* Extract provided

* START *

I think thats in the making or something pretty similar.  Having a long background in firearms and training Ive seen stuff like this a lot.  Young fellas that has no training or tutoring will get a FAL and then end up doing some pretty stupid things...worst of all?  They will sometimes refuse to join something like the Deerstalkers where they can get training to do things the right way.

----------


## garyp

WTF is an idoit? Is that an idiot that cannot spell? Just asking!

----------


## chainsaw

Darwin award

----------


## 40mm

> WTF is an idoit? Is that an idiot that cannot spell? Just asking!


FArk. You bet me to it! I was all prepared to unleash the troll hounds.

----------


## Finnwolf

> WTF is an idoit? Is that an idiot that cannot spell? Just asking!



Maybe he means “i do it?”

As opposed to idontdoit…

----------


## Finnwolf

> There’s been many, not reported. There is a report put out, but not widely circulated, read through one a few years ago, thighs were a favourite with blocks.



What type of block prefers thighs - and why?

(This ‘’block’ is more of a tits and arse ‘block’)

----------


## The bomb

Have seen couple of lever actions go off while people were cycling rounds through to unload.

----------


## ishoot10s

> What type of block prefers thighs - and why?
> 
> (This ‘’block’ is more of a tits and arse ‘block’)


Death by auto correct. “Glocks” being put in and out of holsters, Ol’ chump puts a pew through his leg. Yeah, grip and trigger safety and all. A chump will still manage it…

----------


## deer243

> WTF is an idoit? Is that an idiot that cannot spell? Just asking!


Just a typing error that idiots like you cant understand

----------


## PadLo

it takes 2 pages for the grammar police to pop up.

I guess you all never make a typo, but fucking launch on the first person that does.

Woop, big number forum lads.

* END *

* The request
Name each distinct username that heads a post in the forum thread, listing each one only once. Work from the forum thread alone.

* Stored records

* START *

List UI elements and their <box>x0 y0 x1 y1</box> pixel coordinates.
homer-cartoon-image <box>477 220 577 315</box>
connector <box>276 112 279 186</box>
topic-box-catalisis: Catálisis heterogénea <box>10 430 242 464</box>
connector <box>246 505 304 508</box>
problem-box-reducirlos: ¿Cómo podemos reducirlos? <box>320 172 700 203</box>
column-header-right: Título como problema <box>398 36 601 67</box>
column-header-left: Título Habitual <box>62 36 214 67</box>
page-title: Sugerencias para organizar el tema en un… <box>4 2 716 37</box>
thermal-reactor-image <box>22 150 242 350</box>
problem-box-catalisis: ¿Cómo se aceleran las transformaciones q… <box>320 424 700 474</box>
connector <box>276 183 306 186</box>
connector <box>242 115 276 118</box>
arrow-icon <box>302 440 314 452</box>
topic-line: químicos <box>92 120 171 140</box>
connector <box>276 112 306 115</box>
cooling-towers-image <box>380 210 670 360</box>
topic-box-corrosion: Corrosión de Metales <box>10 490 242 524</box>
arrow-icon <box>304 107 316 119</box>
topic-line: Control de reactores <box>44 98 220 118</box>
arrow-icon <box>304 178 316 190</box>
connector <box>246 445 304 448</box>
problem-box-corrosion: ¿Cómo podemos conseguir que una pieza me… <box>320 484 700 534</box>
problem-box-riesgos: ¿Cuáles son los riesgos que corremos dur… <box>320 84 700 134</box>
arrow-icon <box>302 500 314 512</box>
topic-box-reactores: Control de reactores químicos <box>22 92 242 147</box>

* END *

* The completed task
garyp, chainsaw, 40mm, Finnwolf, The bomb, ishoot10s, deer243, PadLo